Tasks to complete:
(a) In the tax bill article, swap "net gain" for "net benefit" and write out the passage starting at "At the same" and ending at "on imported goods.".
(b) Write the next part of the tax bill article, picking up after its last sentence.

What it means for your wallet
The ultimate shape of the tax bill, combined with the steep new tariffs on imported goods that Trump has implemented, will have a major impact on many Americans’ financial health.
An analysis by the left-leaning Center on Budget and Policy Priorities (CBPP) found that a combination of extending the 2017 tax cuts, enacting the Medicaid cuts imagined by the House plan and imposing record-high tariffs would reduce incomes for households in the bottom 60% by an average of $1,870 — or the equivalent of four months of groceries for families on the bottom half of the income spectrum.
For families in the bottom 20%, the average loss climbs to $2,270, or more than 10% of their income.
At the same time, households in the top 1% would receive a net gain of $25,500, thanks to the lopsided structure of the tax cuts, the fact that they don’t use programs like Medicaid, and that rich families spend a much lower share of their income on imported goods.
“For most Americans, the tariffs lead to a reduction in income that is larger than extending the 2017 tax cuts,” Brendan Duke, a former Democratic budget staffer and senior director of budget policy at CBPP, told MarketWatch.
Another thorny issue is the desire to raise the cap on state and local tax deductions, aka the SALT cap, which remains a priority for several House Republicans in high-tax states.
The 2017 tax bill capped the amount of state and local taxes that filers can deduct from their federal taxes — a provision that’s been a source of frustration for taxpayers, including wealthy ones, in high-tax states. While Senate Republicans have shown little appetite to adjust the SALT cap, a modest adjustment appears increasingly likely.
“I’ve come around to think that there probably will be changes on the SALT cap,” said Brian Gardner, chief Washington policy strategist at Stifel. He added that Republicans may also seek to limit the deficit impact of other new provisions, such as tax breaks for tips and overtime, by applying income caps or other restrictions.
What it means for markets
The legislation is also expected to include a must-pass increase to the federal debt ceiling, adding further urgency to an already complex package.

Data to examine:

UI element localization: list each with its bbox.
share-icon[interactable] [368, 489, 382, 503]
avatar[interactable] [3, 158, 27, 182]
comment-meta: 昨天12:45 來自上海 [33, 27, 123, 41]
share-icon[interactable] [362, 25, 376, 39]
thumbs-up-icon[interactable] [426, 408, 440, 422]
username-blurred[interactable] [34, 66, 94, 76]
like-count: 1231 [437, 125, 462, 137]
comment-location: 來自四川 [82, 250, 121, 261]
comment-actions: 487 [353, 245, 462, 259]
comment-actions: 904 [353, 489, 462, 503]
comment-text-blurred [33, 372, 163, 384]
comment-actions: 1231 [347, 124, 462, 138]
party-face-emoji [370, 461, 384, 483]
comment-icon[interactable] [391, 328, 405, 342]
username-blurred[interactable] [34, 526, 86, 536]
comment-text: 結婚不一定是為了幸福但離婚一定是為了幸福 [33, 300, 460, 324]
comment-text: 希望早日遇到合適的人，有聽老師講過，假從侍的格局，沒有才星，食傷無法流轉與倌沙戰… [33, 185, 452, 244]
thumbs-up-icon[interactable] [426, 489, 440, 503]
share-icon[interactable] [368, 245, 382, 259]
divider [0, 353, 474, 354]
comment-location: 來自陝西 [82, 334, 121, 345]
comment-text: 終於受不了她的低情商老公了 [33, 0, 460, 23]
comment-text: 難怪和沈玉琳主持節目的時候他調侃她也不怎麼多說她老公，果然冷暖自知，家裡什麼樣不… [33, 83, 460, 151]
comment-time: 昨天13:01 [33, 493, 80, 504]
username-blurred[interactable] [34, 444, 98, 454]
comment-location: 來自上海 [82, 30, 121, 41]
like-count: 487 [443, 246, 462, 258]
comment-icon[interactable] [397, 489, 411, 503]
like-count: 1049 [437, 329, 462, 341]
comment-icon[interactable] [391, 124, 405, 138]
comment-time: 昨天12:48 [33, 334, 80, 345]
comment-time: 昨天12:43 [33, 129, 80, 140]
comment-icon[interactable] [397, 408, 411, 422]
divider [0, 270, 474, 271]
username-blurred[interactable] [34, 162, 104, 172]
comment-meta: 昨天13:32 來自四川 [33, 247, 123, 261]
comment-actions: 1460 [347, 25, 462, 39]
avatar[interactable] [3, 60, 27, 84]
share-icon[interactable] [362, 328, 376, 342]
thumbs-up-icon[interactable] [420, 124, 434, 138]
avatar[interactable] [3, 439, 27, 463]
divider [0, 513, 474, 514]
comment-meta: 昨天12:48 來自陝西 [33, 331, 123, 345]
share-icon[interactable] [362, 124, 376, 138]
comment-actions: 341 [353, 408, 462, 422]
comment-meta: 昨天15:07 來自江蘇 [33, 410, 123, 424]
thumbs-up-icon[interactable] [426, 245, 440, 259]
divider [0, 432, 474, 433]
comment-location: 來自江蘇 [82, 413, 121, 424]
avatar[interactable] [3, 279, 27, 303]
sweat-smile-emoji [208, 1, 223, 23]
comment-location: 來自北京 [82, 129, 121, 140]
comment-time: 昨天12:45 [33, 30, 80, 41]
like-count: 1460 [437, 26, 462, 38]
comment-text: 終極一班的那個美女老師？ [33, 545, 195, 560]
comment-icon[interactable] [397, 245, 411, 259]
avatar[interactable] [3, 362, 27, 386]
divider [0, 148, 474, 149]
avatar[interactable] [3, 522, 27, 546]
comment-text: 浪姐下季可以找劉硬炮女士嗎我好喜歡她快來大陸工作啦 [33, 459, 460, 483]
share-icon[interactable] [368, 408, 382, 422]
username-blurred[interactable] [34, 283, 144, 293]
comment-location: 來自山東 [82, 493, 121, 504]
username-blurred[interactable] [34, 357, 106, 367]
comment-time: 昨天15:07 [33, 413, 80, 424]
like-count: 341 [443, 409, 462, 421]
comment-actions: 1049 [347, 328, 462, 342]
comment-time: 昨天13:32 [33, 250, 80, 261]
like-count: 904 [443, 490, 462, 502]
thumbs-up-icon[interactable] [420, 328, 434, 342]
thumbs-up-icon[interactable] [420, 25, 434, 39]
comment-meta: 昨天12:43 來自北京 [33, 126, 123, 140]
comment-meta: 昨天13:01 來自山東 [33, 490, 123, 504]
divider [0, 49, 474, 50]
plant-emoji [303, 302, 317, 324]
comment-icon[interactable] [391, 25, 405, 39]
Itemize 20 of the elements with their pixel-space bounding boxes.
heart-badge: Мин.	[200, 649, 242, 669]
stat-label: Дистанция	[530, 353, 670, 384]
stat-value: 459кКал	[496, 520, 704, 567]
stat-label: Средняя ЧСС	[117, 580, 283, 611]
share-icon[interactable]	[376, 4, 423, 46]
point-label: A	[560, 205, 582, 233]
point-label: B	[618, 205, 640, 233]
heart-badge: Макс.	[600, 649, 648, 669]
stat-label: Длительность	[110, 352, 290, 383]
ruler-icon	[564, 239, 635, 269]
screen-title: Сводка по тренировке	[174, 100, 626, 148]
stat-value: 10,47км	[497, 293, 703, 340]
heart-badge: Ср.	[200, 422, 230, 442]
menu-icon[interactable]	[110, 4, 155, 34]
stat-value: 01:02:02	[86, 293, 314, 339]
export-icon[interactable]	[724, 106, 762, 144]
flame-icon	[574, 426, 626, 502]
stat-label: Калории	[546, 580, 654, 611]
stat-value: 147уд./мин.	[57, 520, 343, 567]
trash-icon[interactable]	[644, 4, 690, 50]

Answers to the exercises:
(a)
At the same time, households in the top 1% would receive a net benefit of $25,500, thanks to the lopsided structure of the tax cuts, the fact that they don’t use programs like Medicaid, and that rich families spend a much lower share of their income on imported goods.

(b)
Analysts expect the Treasury Department could exhaust its borrowing authority as early as July, meaning a failure to reach a deal by that time could trigger financial-market volatility or even a funding crisis.
“They want to put it as part of the reconciliation package,” Gardner said. “Because if they do it outside reconciliation, then you’re dealing with concessions to Democrats, and that’s not a position they want to be in.”
Republicans hope that their tax cut will provide much needed stimulus for financial markets and a U.S. economy that is struggling with the effects of new tariffs.
AEI’s Pomerleau, however, said that we shouldn’t expect much of a stimulus effect from extending the 2017 tax cuts, since these cuts are already on the books and won’t add new money to the economy.
The added borrowing, however, could lead to higher interest rates and lower demand for U.S. Treasury bonds TMUBMUSD10Y 4.260% because of the much different economic environment the U.S. is in today compared to 2017, when the tax cuts were first enacted.
“We were still recovering from the Great Recession in 2017 and interest rates were low in part because demand was still depressed,” Pomerleau said.
“Fast-forward to today, and that’s not the case. The federal government really pushed the envelope on stimulus during COVID, and it pushed demand to a point where it outpaced the productive capacity of the economy and we saw inflation,” he added.
That means piling more debt on top of the U.S.’s already high levels will likely drive up interest rates, depress foreign demand for U.S. bonds and leave Americans paying higher rates for products like mortgages and car loans.
“If Congress ends up borrowing another $5 trillion, that’s a lot of new supply for debt at a time when demand for Treasurys is waning,” Pomerleau said. “You may see interest rates rise for that reason.”